··· Working data
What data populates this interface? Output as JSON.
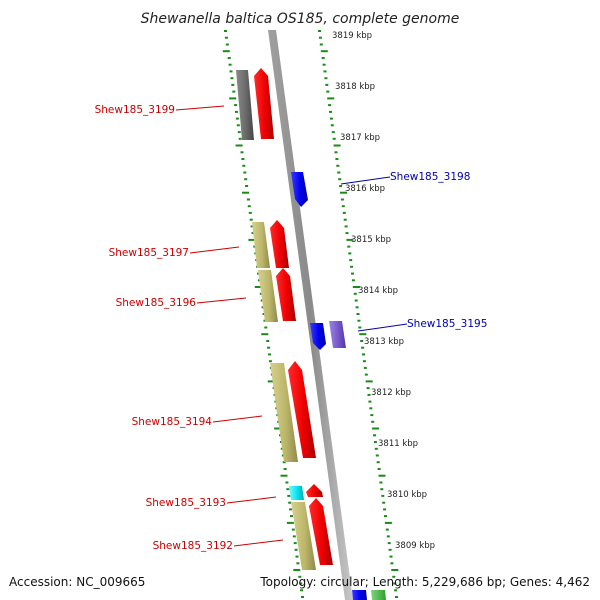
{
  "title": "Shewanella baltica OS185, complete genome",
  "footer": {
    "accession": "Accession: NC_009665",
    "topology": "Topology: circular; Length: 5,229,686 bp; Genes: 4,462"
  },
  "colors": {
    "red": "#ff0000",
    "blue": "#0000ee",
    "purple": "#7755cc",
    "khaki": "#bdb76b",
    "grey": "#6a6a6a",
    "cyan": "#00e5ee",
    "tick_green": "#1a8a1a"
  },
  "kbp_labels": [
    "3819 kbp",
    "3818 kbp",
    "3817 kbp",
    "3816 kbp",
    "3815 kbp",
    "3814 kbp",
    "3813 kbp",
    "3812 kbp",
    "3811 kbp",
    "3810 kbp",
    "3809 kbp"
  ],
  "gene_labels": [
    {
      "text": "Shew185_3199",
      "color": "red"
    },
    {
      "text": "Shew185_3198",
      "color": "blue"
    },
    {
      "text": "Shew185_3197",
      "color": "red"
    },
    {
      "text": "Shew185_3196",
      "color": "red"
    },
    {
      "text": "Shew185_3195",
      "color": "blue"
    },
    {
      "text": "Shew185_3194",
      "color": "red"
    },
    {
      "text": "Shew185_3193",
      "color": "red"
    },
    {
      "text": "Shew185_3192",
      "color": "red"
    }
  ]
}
······
» Work request:
Copy out the material above in full and exactly; its pictures are not to appear.

» Result:
What data populates this interface? Output as JSON.
{
  "title": "Shewanella baltica OS185, complete genome",
  "footer": {
    "accession": "Accession: NC_009665",
    "topology": "Topology: circular; Length: 5,229,686 bp; Genes: 4,462"
  },
  "colors": {
    "red": "#ff0000",
    "blue": "#0000ee",
    "purple": "#7755cc",
    "khaki": "#bdb76b",
    "grey": "#6a6a6a",
    "cyan": "#00e5ee",
    "tick_green": "#1a8a1a"
  },
  "kbp_labels": [
    "3819 kbp",
    "3818 kbp",
    "3817 kbp",
    "3816 kbp",
    "3815 kbp",
    "3814 kbp",
    "3813 kbp",
    "3812 kbp",
    "3811 kbp",
    "3810 kbp",
    "3809 kbp"
  ],
  "gene_labels": [
    {
      "text": "Shew185_3199",
      "color": "red"
    },
    {
      "text": "Shew185_3198",
      "color": "blue"
    },
    {
      "text": "Shew185_3197",
      "color": "red"
    },
    {
      "text": "Shew185_3196",
      "color": "red"
    },
    {
      "text": "Shew185_3195",
      "color": "blue"
    },
    {
      "text": "Shew185_3194",
      "color": "red"
    },
    {
      "text": "Shew185_3193",
      "color": "red"
    },
    {
      "text": "Shew185_3192",
      "color": "red"
    }
  ]
}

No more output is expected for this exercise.